[BEGIN Listing]

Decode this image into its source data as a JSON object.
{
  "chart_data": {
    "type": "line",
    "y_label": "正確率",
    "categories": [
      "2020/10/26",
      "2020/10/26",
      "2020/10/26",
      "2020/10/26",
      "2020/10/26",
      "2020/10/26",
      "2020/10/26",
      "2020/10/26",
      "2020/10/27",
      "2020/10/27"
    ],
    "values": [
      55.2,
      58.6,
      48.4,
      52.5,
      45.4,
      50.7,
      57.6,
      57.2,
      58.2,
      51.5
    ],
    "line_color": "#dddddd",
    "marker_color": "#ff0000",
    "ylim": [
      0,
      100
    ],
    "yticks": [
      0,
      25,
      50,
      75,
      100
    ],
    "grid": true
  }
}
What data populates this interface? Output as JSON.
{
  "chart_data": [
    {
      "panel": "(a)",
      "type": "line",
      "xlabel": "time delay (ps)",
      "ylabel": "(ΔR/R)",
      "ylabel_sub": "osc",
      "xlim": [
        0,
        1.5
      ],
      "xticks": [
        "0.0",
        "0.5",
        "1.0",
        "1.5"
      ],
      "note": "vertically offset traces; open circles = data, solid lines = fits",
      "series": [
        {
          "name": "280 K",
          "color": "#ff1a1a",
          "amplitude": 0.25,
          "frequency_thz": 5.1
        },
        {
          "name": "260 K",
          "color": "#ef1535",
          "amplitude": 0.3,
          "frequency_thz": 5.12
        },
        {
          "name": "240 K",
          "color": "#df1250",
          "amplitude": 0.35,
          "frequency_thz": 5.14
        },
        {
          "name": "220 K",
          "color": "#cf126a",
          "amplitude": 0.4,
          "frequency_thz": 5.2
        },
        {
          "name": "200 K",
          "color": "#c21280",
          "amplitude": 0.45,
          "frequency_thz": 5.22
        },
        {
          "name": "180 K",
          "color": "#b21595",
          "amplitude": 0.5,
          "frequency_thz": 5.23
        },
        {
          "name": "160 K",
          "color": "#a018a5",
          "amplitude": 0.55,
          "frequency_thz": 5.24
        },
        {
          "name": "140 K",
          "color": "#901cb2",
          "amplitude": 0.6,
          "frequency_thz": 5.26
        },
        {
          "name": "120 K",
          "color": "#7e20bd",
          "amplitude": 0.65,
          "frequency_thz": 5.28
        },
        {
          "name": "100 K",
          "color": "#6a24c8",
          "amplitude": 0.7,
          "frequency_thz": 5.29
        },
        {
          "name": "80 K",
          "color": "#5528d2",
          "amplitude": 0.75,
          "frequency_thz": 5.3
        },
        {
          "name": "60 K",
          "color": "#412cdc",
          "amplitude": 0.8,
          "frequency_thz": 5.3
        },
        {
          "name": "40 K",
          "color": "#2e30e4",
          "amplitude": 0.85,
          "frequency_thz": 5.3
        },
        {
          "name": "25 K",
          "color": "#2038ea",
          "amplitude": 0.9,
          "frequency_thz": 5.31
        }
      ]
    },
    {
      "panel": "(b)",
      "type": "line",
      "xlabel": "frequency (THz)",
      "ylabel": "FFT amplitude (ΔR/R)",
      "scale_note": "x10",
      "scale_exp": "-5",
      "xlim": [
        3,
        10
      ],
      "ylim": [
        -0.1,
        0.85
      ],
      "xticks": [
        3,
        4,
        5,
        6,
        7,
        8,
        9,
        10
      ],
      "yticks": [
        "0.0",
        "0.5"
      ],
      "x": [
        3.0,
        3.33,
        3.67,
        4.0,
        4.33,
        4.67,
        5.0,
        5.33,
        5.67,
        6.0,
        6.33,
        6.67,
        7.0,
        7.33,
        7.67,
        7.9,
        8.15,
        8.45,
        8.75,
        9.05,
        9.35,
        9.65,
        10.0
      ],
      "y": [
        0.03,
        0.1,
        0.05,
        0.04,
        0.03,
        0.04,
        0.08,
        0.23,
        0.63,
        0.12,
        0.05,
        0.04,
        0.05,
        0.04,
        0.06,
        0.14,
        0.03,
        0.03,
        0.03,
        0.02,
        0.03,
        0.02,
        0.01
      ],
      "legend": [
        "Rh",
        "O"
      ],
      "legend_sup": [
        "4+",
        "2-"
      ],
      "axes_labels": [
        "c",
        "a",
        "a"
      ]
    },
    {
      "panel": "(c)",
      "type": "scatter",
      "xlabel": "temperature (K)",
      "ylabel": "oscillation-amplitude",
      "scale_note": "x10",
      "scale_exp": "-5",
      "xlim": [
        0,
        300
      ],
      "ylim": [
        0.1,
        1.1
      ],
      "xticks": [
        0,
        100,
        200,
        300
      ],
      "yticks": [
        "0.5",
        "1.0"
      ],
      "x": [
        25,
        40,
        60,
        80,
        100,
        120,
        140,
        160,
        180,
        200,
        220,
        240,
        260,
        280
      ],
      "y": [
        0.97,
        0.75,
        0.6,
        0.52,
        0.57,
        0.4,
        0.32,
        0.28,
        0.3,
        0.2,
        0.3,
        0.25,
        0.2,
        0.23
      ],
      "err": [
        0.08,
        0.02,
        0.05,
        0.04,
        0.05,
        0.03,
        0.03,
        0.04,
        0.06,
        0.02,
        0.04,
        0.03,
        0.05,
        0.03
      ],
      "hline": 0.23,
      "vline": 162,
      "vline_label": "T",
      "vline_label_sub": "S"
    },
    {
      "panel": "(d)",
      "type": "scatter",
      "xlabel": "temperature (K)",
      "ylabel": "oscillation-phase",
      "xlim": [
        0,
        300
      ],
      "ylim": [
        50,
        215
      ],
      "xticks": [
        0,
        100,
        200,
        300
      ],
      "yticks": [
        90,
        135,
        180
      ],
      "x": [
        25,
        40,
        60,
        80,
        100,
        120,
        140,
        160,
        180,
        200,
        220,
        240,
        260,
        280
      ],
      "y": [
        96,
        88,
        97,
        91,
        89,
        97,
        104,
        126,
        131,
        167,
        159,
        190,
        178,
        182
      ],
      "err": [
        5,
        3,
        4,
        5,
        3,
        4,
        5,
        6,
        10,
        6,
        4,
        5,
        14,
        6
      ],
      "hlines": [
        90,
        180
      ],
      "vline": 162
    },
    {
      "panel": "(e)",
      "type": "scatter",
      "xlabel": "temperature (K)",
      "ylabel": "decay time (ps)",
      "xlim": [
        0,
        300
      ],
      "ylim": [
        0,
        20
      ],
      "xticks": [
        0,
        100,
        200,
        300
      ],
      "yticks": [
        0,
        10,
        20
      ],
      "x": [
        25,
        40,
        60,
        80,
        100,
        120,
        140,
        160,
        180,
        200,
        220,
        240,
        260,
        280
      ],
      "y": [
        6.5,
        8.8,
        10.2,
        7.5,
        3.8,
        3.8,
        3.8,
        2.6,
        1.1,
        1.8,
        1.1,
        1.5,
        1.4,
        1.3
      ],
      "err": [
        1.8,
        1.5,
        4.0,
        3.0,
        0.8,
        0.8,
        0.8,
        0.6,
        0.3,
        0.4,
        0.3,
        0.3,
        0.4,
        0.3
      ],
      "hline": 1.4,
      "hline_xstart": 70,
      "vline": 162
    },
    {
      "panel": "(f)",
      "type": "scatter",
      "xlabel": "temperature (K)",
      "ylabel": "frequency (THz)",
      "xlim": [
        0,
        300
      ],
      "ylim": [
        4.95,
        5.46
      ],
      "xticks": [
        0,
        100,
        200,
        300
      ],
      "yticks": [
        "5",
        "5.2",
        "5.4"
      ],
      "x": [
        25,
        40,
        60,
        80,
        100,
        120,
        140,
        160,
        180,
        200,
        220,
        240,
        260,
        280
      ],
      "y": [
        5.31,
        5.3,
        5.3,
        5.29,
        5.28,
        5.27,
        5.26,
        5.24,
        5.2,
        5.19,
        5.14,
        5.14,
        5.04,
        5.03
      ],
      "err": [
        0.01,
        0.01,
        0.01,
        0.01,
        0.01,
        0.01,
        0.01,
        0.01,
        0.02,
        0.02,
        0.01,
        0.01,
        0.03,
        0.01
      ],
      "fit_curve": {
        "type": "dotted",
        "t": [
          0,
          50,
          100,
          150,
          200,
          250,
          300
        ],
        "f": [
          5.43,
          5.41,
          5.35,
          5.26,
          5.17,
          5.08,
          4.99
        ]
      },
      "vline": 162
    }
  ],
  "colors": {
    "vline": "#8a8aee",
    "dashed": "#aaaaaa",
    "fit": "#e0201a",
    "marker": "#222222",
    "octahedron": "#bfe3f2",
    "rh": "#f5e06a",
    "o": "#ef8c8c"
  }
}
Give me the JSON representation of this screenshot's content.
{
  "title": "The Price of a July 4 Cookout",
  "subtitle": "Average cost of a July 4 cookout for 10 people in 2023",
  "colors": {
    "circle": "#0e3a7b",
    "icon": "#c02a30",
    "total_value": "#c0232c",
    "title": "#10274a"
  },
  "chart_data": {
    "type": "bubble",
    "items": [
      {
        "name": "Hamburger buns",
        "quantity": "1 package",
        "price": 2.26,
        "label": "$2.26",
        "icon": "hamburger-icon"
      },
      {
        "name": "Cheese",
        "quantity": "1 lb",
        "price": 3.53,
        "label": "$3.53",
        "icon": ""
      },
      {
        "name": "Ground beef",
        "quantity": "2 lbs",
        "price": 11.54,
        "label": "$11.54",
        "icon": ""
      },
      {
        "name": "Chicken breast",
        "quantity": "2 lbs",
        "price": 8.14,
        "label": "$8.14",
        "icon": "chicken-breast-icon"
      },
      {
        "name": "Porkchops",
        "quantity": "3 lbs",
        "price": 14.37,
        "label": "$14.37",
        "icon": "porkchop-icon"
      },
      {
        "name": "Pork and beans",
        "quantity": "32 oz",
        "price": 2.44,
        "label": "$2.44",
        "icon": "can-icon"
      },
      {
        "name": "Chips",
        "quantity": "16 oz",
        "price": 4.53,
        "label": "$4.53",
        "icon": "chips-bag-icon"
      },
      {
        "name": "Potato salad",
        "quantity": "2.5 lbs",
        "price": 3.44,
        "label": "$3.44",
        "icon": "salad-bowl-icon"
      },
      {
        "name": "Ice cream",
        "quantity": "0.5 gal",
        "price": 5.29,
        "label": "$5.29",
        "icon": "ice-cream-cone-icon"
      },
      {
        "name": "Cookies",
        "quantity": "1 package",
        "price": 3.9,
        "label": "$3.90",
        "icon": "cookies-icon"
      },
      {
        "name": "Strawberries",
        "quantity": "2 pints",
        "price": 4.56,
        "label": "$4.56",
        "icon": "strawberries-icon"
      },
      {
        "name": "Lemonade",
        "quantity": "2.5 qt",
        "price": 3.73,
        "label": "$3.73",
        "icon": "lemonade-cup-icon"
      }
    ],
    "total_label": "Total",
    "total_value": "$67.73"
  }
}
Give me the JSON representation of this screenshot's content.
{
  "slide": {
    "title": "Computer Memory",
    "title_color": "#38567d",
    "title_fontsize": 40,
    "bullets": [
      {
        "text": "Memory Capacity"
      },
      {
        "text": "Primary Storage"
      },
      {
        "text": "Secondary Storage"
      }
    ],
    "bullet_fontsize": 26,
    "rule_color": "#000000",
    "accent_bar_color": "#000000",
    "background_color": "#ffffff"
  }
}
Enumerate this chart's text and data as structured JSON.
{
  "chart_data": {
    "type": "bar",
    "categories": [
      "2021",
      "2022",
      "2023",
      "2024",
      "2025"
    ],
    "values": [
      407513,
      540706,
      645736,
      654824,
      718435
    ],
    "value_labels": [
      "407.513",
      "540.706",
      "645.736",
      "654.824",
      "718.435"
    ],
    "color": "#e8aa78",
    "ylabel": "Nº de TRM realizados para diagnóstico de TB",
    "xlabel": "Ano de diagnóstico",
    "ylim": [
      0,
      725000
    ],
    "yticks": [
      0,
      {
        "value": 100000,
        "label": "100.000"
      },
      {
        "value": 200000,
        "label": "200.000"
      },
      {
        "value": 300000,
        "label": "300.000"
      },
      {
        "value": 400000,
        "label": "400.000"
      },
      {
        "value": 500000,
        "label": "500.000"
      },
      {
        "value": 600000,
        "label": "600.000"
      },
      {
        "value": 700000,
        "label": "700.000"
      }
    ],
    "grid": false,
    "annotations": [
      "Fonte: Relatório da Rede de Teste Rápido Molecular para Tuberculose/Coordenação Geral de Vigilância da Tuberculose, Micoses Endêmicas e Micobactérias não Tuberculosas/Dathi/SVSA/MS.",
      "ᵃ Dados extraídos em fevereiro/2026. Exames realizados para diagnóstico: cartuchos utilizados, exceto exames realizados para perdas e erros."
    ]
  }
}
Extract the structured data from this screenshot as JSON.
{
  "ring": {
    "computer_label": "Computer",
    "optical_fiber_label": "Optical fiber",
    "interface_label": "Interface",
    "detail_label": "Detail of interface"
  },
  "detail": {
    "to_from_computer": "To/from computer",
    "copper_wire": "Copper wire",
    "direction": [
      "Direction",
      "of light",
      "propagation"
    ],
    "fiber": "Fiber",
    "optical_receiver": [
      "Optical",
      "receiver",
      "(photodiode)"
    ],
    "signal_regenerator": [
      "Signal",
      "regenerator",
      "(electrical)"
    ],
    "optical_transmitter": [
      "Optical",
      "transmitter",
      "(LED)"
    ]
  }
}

[END Listing]

From the entries above, copy each line holding "salad".

_Solution below_:
        "name": "Potato salad",
        "icon": "salad-bowl-icon"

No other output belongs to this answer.